> **STATED PROBLEM**:
Write out the entire listing below exactly as it appears, minus any pictures.

** Start RECORDS PROVIDED **

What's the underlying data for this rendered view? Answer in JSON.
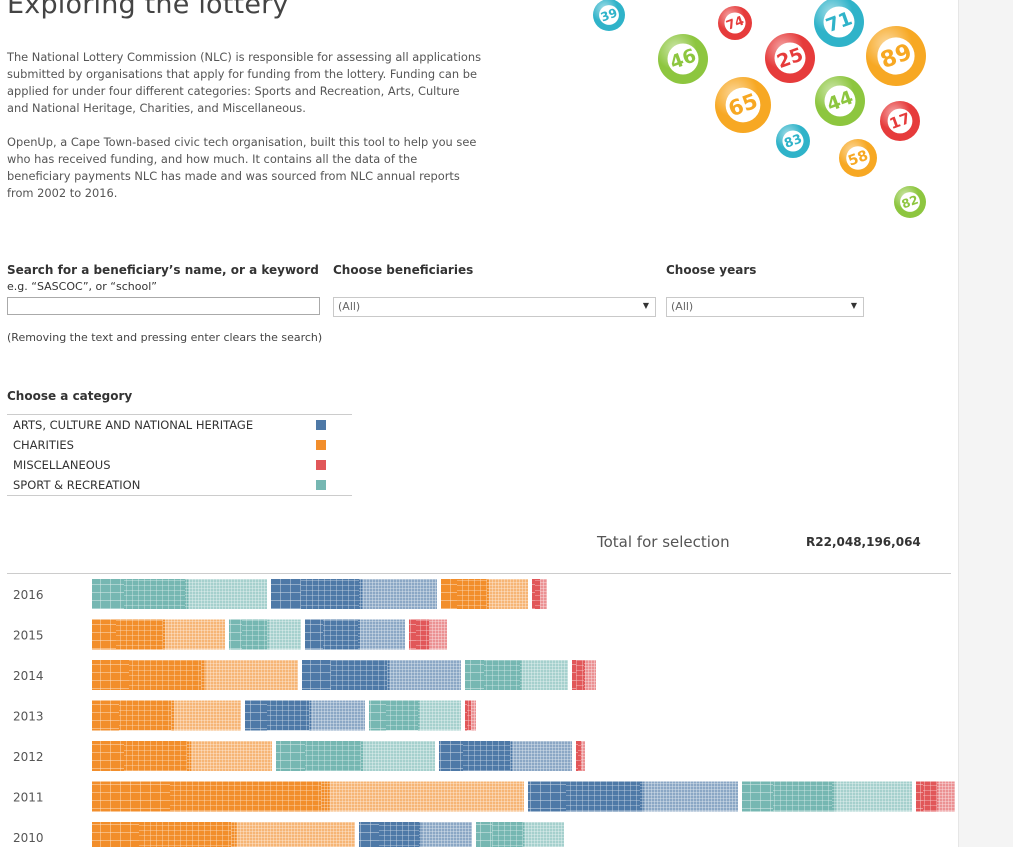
{
  "title": "Exploring the lottery",
  "intro": [
    "The National Lottery Commission (NLC) is responsible for assessing all applications submitted by organisations that apply for funding from the lottery. Funding can be applied for under four different categories: Sports and Recreation, Arts, Culture and National Heritage, Charities, and Miscellaneous.",
    "OpenUp, a Cape Town-based civic tech organisation, built this tool to help you see who has received funding, and how much. It contains all the data of the beneficiary payments NLC has made and was sourced from NLC annual reports from 2002 to 2016."
  ],
  "balls": [
    "39",
    "74",
    "71",
    "46",
    "25",
    "89",
    "65",
    "44",
    "17",
    "83",
    "58",
    "82"
  ],
  "filters": {
    "search_label": "Search for a beneficiary’s name, or a keyword",
    "search_hint": "e.g. “SASCOC”, or “school”",
    "search_value": "",
    "beneficiaries_label": "Choose beneficiaries",
    "beneficiaries_value": "(All)",
    "years_label": "Choose years",
    "years_value": "(All)",
    "note": "(Removing the text and pressing enter clears the search)"
  },
  "categories": {
    "label": "Choose a category",
    "items": [
      {
        "name": "ARTS, CULTURE AND NATIONAL HERITAGE",
        "color": "#4e79a7"
      },
      {
        "name": "CHARITIES",
        "color": "#f28e2b"
      },
      {
        "name": "MISCELLANEOUS",
        "color": "#e15759"
      },
      {
        "name": "SPORT & RECREATION",
        "color": "#76b7b2"
      }
    ]
  },
  "total": {
    "label": "Total for selection",
    "value": "R22,048,196,064"
  },
  "chart_data": {
    "type": "bar",
    "categories": [
      "2016",
      "2015",
      "2014",
      "2013",
      "2012",
      "2011",
      "2010"
    ],
    "series": [
      {
        "name": "SPORT & RECREATION",
        "values": [
          175,
          72,
          103,
          92,
          159,
          170,
          88
        ]
      },
      {
        "name": "ARTS, CULTURE AND NATIONAL HERITAGE",
        "values": [
          166,
          100,
          159,
          120,
          133,
          210,
          113
        ]
      },
      {
        "name": "CHARITIES",
        "values": [
          87,
          133,
          206,
          149,
          180,
          432,
          263
        ]
      },
      {
        "name": "MISCELLANEOUS",
        "values": [
          15,
          38,
          24,
          11,
          9,
          39,
          0
        ]
      }
    ],
    "order": [
      [
        "SPORT & RECREATION",
        "ARTS, CULTURE AND NATIONAL HERITAGE",
        "CHARITIES",
        "MISCELLANEOUS"
      ],
      [
        "CHARITIES",
        "SPORT & RECREATION",
        "ARTS, CULTURE AND NATIONAL HERITAGE",
        "MISCELLANEOUS"
      ],
      [
        "CHARITIES",
        "ARTS, CULTURE AND NATIONAL HERITAGE",
        "SPORT & RECREATION",
        "MISCELLANEOUS"
      ],
      [
        "CHARITIES",
        "ARTS, CULTURE AND NATIONAL HERITAGE",
        "SPORT & RECREATION",
        "MISCELLANEOUS"
      ],
      [
        "CHARITIES",
        "SPORT & RECREATION",
        "ARTS, CULTURE AND NATIONAL HERITAGE",
        "MISCELLANEOUS"
      ],
      [
        "CHARITIES",
        "ARTS, CULTURE AND NATIONAL HERITAGE",
        "SPORT & RECREATION",
        "MISCELLANEOUS"
      ],
      [
        "CHARITIES",
        "ARTS, CULTURE AND NATIONAL HERITAGE",
        "SPORT & RECREATION",
        "MISCELLANEOUS"
      ]
    ]
  }
}
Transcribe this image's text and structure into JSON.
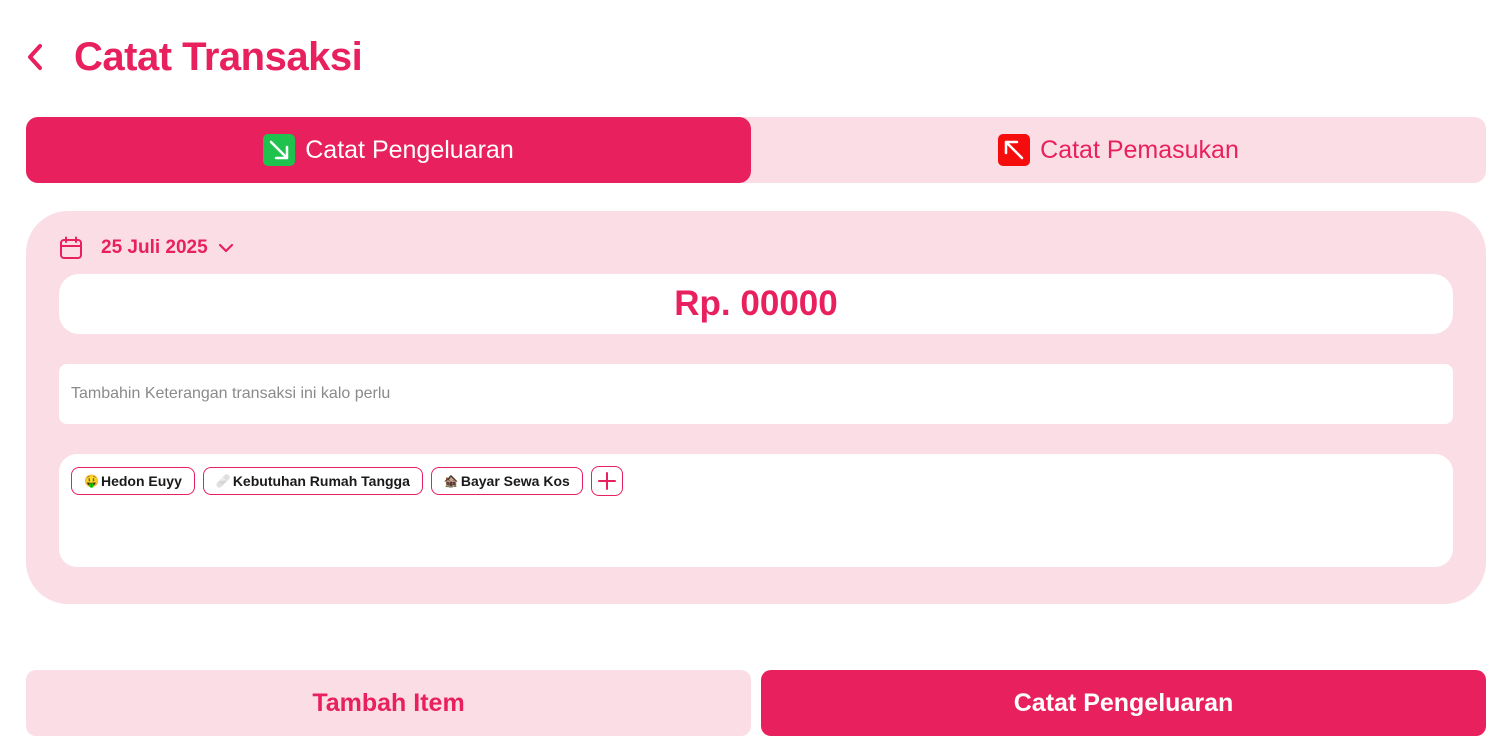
{
  "header": {
    "title": "Catat Transaksi",
    "back_icon": "chevron-left-icon"
  },
  "tabs": [
    {
      "label": "Catat Pengeluaran",
      "active": true,
      "icon": "arrow-down-right-icon",
      "icon_color": "#1fc24d"
    },
    {
      "label": "Catat Pemasukan",
      "active": false,
      "icon": "arrow-up-left-icon",
      "icon_color": "#f50d0d"
    }
  ],
  "form": {
    "date": "25 Juli 2025",
    "amount": "Rp. 00000",
    "note_placeholder": "Tambahin Keterangan transaksi ini kalo perlu",
    "note_value": "",
    "tags": [
      {
        "emoji": "🤑",
        "label": "Hedon Euyy"
      },
      {
        "emoji": "🩹",
        "label": "Kebutuhan Rumah Tangga"
      },
      {
        "emoji": "🏚️",
        "label": "Bayar Sewa Kos"
      }
    ]
  },
  "actions": {
    "secondary_label": "Tambah Item",
    "primary_label": "Catat Pengeluaran"
  },
  "colors": {
    "accent": "#e8205e",
    "surface": "#fbdde5",
    "background": "#ffffff"
  }
}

** End RECORDS PROVIDED **

> **CORRECT RESULT**:
What's the underlying data for this rendered view? Answer in JSON.
{
  "title": "Exploring the lottery",
  "intro": [
    "The National Lottery Commission (NLC) is responsible for assessing all applications submitted by organisations that apply for funding from the lottery. Funding can be applied for under four different categories: Sports and Recreation, Arts, Culture and National Heritage, Charities, and Miscellaneous.",
    "OpenUp, a Cape Town-based civic tech organisation, built this tool to help you see who has received funding, and how much. It contains all the data of the beneficiary payments NLC has made and was sourced from NLC annual reports from 2002 to 2016."
  ],
  "balls": [
    "39",
    "74",
    "71",
    "46",
    "25",
    "89",
    "65",
    "44",
    "17",
    "83",
    "58",
    "82"
  ],
  "filters": {
    "search_label": "Search for a beneficiary’s name, or a keyword",
    "search_hint": "e.g. “SASCOC”, or “school”",
    "search_value": "",
    "beneficiaries_label": "Choose beneficiaries",
    "beneficiaries_value": "(All)",
    "years_label": "Choose years",
    "years_value": "(All)",
    "note": "(Removing the text and pressing enter clears the search)"
  },
  "categories": {
    "label": "Choose a category",
    "items": [
      {
        "name": "ARTS, CULTURE AND NATIONAL HERITAGE",
        "color": "#4e79a7"
      },
      {
        "name": "CHARITIES",
        "color": "#f28e2b"
      },
      {
        "name": "MISCELLANEOUS",
        "color": "#e15759"
      },
      {
        "name": "SPORT & RECREATION",
        "color": "#76b7b2"
      }
    ]
  },
  "total": {
    "label": "Total for selection",
    "value": "R22,048,196,064"
  },
  "chart_data": {
    "type": "bar",
    "categories": [
      "2016",
      "2015",
      "2014",
      "2013",
      "2012",
      "2011",
      "2010"
    ],
    "series": [
      {
        "name": "SPORT & RECREATION",
        "values": [
          175,
          72,
          103,
          92,
          159,
          170,
          88
        ]
      },
      {
        "name": "ARTS, CULTURE AND NATIONAL HERITAGE",
        "values": [
          166,
          100,
          159,
          120,
          133,
          210,
          113
        ]
      },
      {
        "name": "CHARITIES",
        "values": [
          87,
          133,
          206,
          149,
          180,
          432,
          263
        ]
      },
      {
        "name": "MISCELLANEOUS",
        "values": [
          15,
          38,
          24,
          11,
          9,
          39,
          0
        ]
      }
    ],
    "order": [
      [
        "SPORT & RECREATION",
        "ARTS, CULTURE AND NATIONAL HERITAGE",
        "CHARITIES",
        "MISCELLANEOUS"
      ],
      [
        "CHARITIES",
        "SPORT & RECREATION",
        "ARTS, CULTURE AND NATIONAL HERITAGE",
        "MISCELLANEOUS"
      ],
      [
        "CHARITIES",
        "ARTS, CULTURE AND NATIONAL HERITAGE",
        "SPORT & RECREATION",
        "MISCELLANEOUS"
      ],
      [
        "CHARITIES",
        "ARTS, CULTURE AND NATIONAL HERITAGE",
        "SPORT & RECREATION",
        "MISCELLANEOUS"
      ],
      [
        "CHARITIES",
        "SPORT & RECREATION",
        "ARTS, CULTURE AND NATIONAL HERITAGE",
        "MISCELLANEOUS"
      ],
      [
        "CHARITIES",
        "ARTS, CULTURE AND NATIONAL HERITAGE",
        "SPORT & RECREATION",
        "MISCELLANEOUS"
      ],
      [
        "CHARITIES",
        "ARTS, CULTURE AND NATIONAL HERITAGE",
        "SPORT & RECREATION",
        "MISCELLANEOUS"
      ]
    ]
  }
}
Transcribe this image's text and structure into JSON.
{
  "header": {
    "title": "Catat Transaksi",
    "back_icon": "chevron-left-icon"
  },
  "tabs": [
    {
      "label": "Catat Pengeluaran",
      "active": true,
      "icon": "arrow-down-right-icon",
      "icon_color": "#1fc24d"
    },
    {
      "label": "Catat Pemasukan",
      "active": false,
      "icon": "arrow-up-left-icon",
      "icon_color": "#f50d0d"
    }
  ],
  "form": {
    "date": "25 Juli 2025",
    "amount": "Rp. 00000",
    "note_placeholder": "Tambahin Keterangan transaksi ini kalo perlu",
    "note_value": "",
    "tags": [
      {
        "emoji": "🤑",
        "label": "Hedon Euyy"
      },
      {
        "emoji": "🩹",
        "label": "Kebutuhan Rumah Tangga"
      },
      {
        "emoji": "🏚️",
        "label": "Bayar Sewa Kos"
      }
    ]
  },
  "actions": {
    "secondary_label": "Tambah Item",
    "primary_label": "Catat Pengeluaran"
  },
  "colors": {
    "accent": "#e8205e",
    "surface": "#fbdde5",
    "background": "#ffffff"
  }
}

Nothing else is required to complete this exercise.